**Written request**
Scan the data beneath this task and copy each line that includes "series".

**Excerpted data**
^^^^^^^^^^^^^^^^
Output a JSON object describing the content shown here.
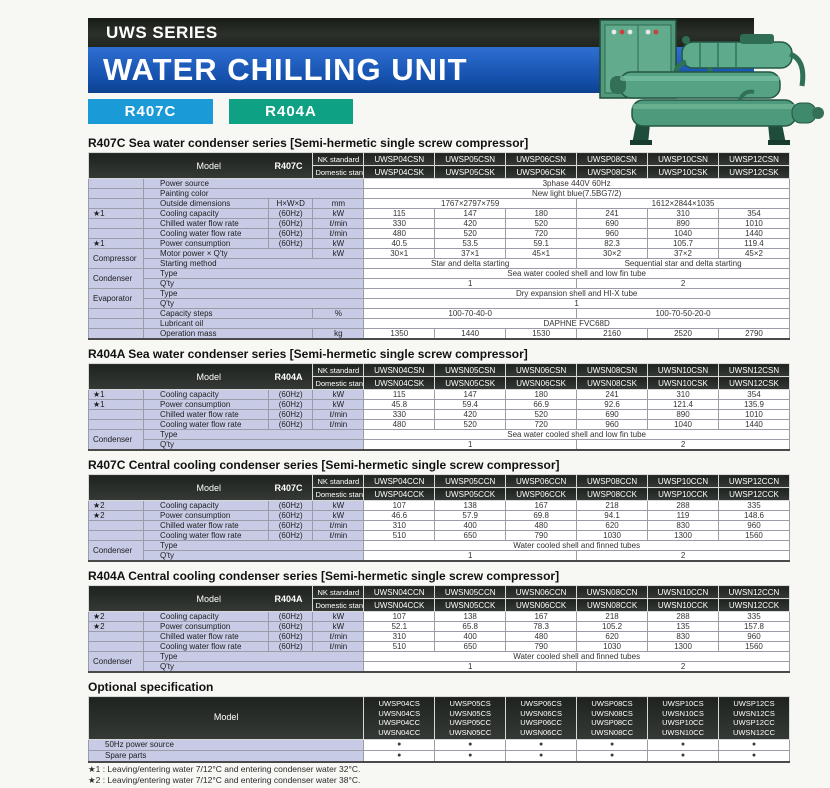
{
  "header": {
    "series": "UWS SERIES",
    "title": "WATER CHILLING UNIT",
    "badges": [
      {
        "label": "R407C",
        "color": "#1b9ad8"
      },
      {
        "label": "R404A",
        "color": "#0fa184"
      }
    ]
  },
  "colors": {
    "banner_black": "#20251e",
    "banner_blue": "#1450ab",
    "label_lavender": "#c7cbe6",
    "header_dark": "#2b2f2b",
    "machine_green": "#52987b"
  },
  "bracket_open": "[",
  "bracket_close": "]",
  "spec_tables": [
    {
      "title": "R407C Sea water condenser series",
      "bracket": "Semi-hermetic single screw compressor",
      "model_label": "Model",
      "model_code": "R407C",
      "nk_label": "NK standard",
      "dom_label": "Domestic standard",
      "models_nk": [
        "UWSP04CSN",
        "UWSP05CSN",
        "UWSP06CSN",
        "UWSP08CSN",
        "UWSP10CSN",
        "UWSP12CSN"
      ],
      "models_dom": [
        "UWSP04CSK",
        "UWSP05CSK",
        "UWSP06CSK",
        "UWSP08CSK",
        "UWSP10CSK",
        "UWSP12CSK"
      ],
      "rows": [
        {
          "label": "Power source",
          "cells": [
            {
              "t": "3phase 440V  60Hz",
              "s": 6
            }
          ]
        },
        {
          "label": "Painting color",
          "cells": [
            {
              "t": "New light blue(7.5BG7/2)",
              "s": 6
            }
          ]
        },
        {
          "label": "Outside dimensions",
          "sub": "H×W×D",
          "unit": "mm",
          "cells": [
            {
              "t": "1767×2797×759",
              "s": 3
            },
            {
              "t": "1612×2844×1035",
              "s": 3
            }
          ]
        },
        {
          "g": "★1",
          "label": "Cooling capacity",
          "sub": "(60Hz)",
          "unit": "kW",
          "cells": [
            "115",
            "147",
            "180",
            "241",
            "310",
            "354"
          ]
        },
        {
          "label": "Chilled water flow rate",
          "sub": "(60Hz)",
          "unit": "ℓ/min",
          "cells": [
            "330",
            "420",
            "520",
            "690",
            "890",
            "1010"
          ]
        },
        {
          "label": "Cooling water flow rate",
          "sub": "(60Hz)",
          "unit": "ℓ/min",
          "cells": [
            "480",
            "520",
            "720",
            "960",
            "1040",
            "1440"
          ]
        },
        {
          "g": "★1",
          "label": "Power consumption",
          "sub": "(60Hz)",
          "unit": "kW",
          "cells": [
            "40.5",
            "53.5",
            "59.1",
            "82.3",
            "105.7",
            "119.4"
          ]
        },
        {
          "g": "Compressor",
          "gspan": 2,
          "label": "Motor power × Q'ty",
          "unit": "kW",
          "cells": [
            "30×1",
            "37×1",
            "45×1",
            "30×2",
            "37×2",
            "45×2"
          ]
        },
        {
          "gskip": true,
          "label": "Starting method",
          "cells": [
            {
              "t": "Star and delta starting",
              "s": 3
            },
            {
              "t": "Sequential star and delta starting",
              "s": 3
            }
          ]
        },
        {
          "g": "Condenser",
          "gspan": 2,
          "label": "Type",
          "cells": [
            {
              "t": "Sea water cooled shell and low fin tube",
              "s": 6
            }
          ]
        },
        {
          "gskip": true,
          "label": "Q'ty",
          "cells": [
            {
              "t": "1",
              "s": 3
            },
            {
              "t": "2",
              "s": 3
            }
          ]
        },
        {
          "g": "Evaporator",
          "gspan": 2,
          "label": "Type",
          "cells": [
            {
              "t": "Dry expansion shell and HI-X tube",
              "s": 6
            }
          ]
        },
        {
          "gskip": true,
          "label": "Q'ty",
          "cells": [
            {
              "t": "1",
              "s": 6
            }
          ]
        },
        {
          "label": "Capacity steps",
          "unit": "%",
          "cells": [
            {
              "t": "100-70-40-0",
              "s": 3
            },
            {
              "t": "100-70-50-20-0",
              "s": 3
            }
          ]
        },
        {
          "label": "Lubricant oil",
          "cells": [
            {
              "t": "DAPHNE FVC68D",
              "s": 6
            }
          ]
        },
        {
          "label": "Operation mass",
          "unit": "kg",
          "cells": [
            "1350",
            "1440",
            "1530",
            "2160",
            "2520",
            "2790"
          ]
        }
      ]
    },
    {
      "title": "R404A Sea water condenser series",
      "bracket": "Semi-hermetic single screw compressor",
      "model_label": "Model",
      "model_code": "R404A",
      "nk_label": "NK standard",
      "dom_label": "Domestic standard",
      "models_nk": [
        "UWSN04CSN",
        "UWSN05CSN",
        "UWSN06CSN",
        "UWSN08CSN",
        "UWSN10CSN",
        "UWSN12CSN"
      ],
      "models_dom": [
        "UWSN04CSK",
        "UWSN05CSK",
        "UWSN06CSK",
        "UWSN08CSK",
        "UWSN10CSK",
        "UWSN12CSK"
      ],
      "rows": [
        {
          "g": "★1",
          "label": "Cooling capacity",
          "sub": "(60Hz)",
          "unit": "kW",
          "cells": [
            "115",
            "147",
            "180",
            "241",
            "310",
            "354"
          ]
        },
        {
          "g": "★1",
          "label": "Power consumption",
          "sub": "(60Hz)",
          "unit": "kW",
          "cells": [
            "45.8",
            "59.4",
            "66.9",
            "92.6",
            "121.4",
            "135.9"
          ]
        },
        {
          "label": "Chilled water flow rate",
          "sub": "(60Hz)",
          "unit": "ℓ/min",
          "cells": [
            "330",
            "420",
            "520",
            "690",
            "890",
            "1010"
          ]
        },
        {
          "label": "Cooling water flow rate",
          "sub": "(60Hz)",
          "unit": "ℓ/min",
          "cells": [
            "480",
            "520",
            "720",
            "960",
            "1040",
            "1440"
          ]
        },
        {
          "g": "Condenser",
          "gspan": 2,
          "label": "Type",
          "cells": [
            {
              "t": "Sea water cooled shell and low fin tube",
              "s": 6
            }
          ]
        },
        {
          "gskip": true,
          "label": "Q'ty",
          "cells": [
            {
              "t": "1",
              "s": 3
            },
            {
              "t": "2",
              "s": 3
            }
          ]
        }
      ]
    },
    {
      "title": "R407C Central cooling condenser series",
      "bracket": "Semi-hermetic single screw compressor",
      "model_label": "Model",
      "model_code": "R407C",
      "nk_label": "NK standard",
      "dom_label": "Domestic standard",
      "models_nk": [
        "UWSP04CCN",
        "UWSP05CCN",
        "UWSP06CCN",
        "UWSP08CCN",
        "UWSP10CCN",
        "UWSP12CCN"
      ],
      "models_dom": [
        "UWSP04CCK",
        "UWSP05CCK",
        "UWSP06CCK",
        "UWSP08CCK",
        "UWSP10CCK",
        "UWSP12CCK"
      ],
      "rows": [
        {
          "g": "★2",
          "label": "Cooling capacity",
          "sub": "(60Hz)",
          "unit": "kW",
          "cells": [
            "107",
            "138",
            "167",
            "218",
            "288",
            "335"
          ]
        },
        {
          "g": "★2",
          "label": "Power consumption",
          "sub": "(60Hz)",
          "unit": "kW",
          "cells": [
            "46.6",
            "57.9",
            "69.8",
            "94.1",
            "119",
            "148.6"
          ]
        },
        {
          "label": "Chilled water flow rate",
          "sub": "(60Hz)",
          "unit": "ℓ/min",
          "cells": [
            "310",
            "400",
            "480",
            "620",
            "830",
            "960"
          ]
        },
        {
          "label": "Cooling water flow rate",
          "sub": "(60Hz)",
          "unit": "ℓ/min",
          "cells": [
            "510",
            "650",
            "790",
            "1030",
            "1300",
            "1560"
          ]
        },
        {
          "g": "Condenser",
          "gspan": 2,
          "label": "Type",
          "cells": [
            {
              "t": "Water cooled shell and finned tubes",
              "s": 6
            }
          ]
        },
        {
          "gskip": true,
          "label": "Q'ty",
          "cells": [
            {
              "t": "1",
              "s": 3
            },
            {
              "t": "2",
              "s": 3
            }
          ]
        }
      ]
    },
    {
      "title": "R404A Central cooling condenser series",
      "bracket": "Semi-hermetic single screw compressor",
      "model_label": "Model",
      "model_code": "R404A",
      "nk_label": "NK standard",
      "dom_label": "Domestic standard",
      "models_nk": [
        "UWSN04CCN",
        "UWSN05CCN",
        "UWSN06CCN",
        "UWSN08CCN",
        "UWSN10CCN",
        "UWSN12CCN"
      ],
      "models_dom": [
        "UWSN04CCK",
        "UWSN05CCK",
        "UWSN06CCK",
        "UWSN08CCK",
        "UWSN10CCK",
        "UWSN12CCK"
      ],
      "rows": [
        {
          "g": "★2",
          "label": "Cooling capacity",
          "sub": "(60Hz)",
          "unit": "kW",
          "cells": [
            "107",
            "138",
            "167",
            "218",
            "288",
            "335"
          ]
        },
        {
          "g": "★2",
          "label": "Power consumption",
          "sub": "(60Hz)",
          "unit": "kW",
          "cells": [
            "52.1",
            "65.8",
            "78.3",
            "105.2",
            "135",
            "157.8"
          ]
        },
        {
          "label": "Chilled water flow rate",
          "sub": "(60Hz)",
          "unit": "ℓ/min",
          "cells": [
            "310",
            "400",
            "480",
            "620",
            "830",
            "960"
          ]
        },
        {
          "label": "Cooling water flow rate",
          "sub": "(60Hz)",
          "unit": "ℓ/min",
          "cells": [
            "510",
            "650",
            "790",
            "1030",
            "1300",
            "1560"
          ]
        },
        {
          "g": "Condenser",
          "gspan": 2,
          "label": "Type",
          "cells": [
            {
              "t": "Water cooled shell and finned tubes",
              "s": 6
            }
          ]
        },
        {
          "gskip": true,
          "label": "Q'ty",
          "cells": [
            {
              "t": "1",
              "s": 3
            },
            {
              "t": "2",
              "s": 3
            }
          ]
        }
      ]
    }
  ],
  "optional": {
    "title": "Optional specification",
    "model_label": "Model",
    "columns": [
      [
        "UWSP04CS",
        "UWSN04CS",
        "UWSP04CC",
        "UWSN04CC"
      ],
      [
        "UWSP05CS",
        "UWSN05CS",
        "UWSP05CC",
        "UWSN05CC"
      ],
      [
        "UWSP06CS",
        "UWSN06CS",
        "UWSP06CC",
        "UWSN06CC"
      ],
      [
        "UWSP08CS",
        "UWSN08CS",
        "UWSP08CC",
        "UWSN08CC"
      ],
      [
        "UWSP10CS",
        "UWSN10CS",
        "UWSP10CC",
        "UWSN10CC"
      ],
      [
        "UWSP12CS",
        "UWSN12CS",
        "UWSP12CC",
        "UWSN12CC"
      ]
    ],
    "dot": "●",
    "rows": [
      {
        "label": "50Hz power source",
        "dots": [
          true,
          true,
          true,
          true,
          true,
          true
        ]
      },
      {
        "label": "Spare parts",
        "dots": [
          true,
          true,
          true,
          true,
          true,
          true
        ]
      }
    ]
  },
  "footnotes": [
    "★1 : Leaving/entering water 7/12°C and entering condenser water 32°C.",
    "★2 : Leaving/entering water 7/12°C and entering condenser water 38°C."
  ]
}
^^^^^^^^^^^^^^^^
**Answer for this exercise**
    "series": "UWS SERIES",
      "title": "R407C Sea water condenser series",
      "title": "R404A Sea water condenser series",
      "title": "R407C Central cooling condenser series",
      "title": "R404A Central cooling condenser series",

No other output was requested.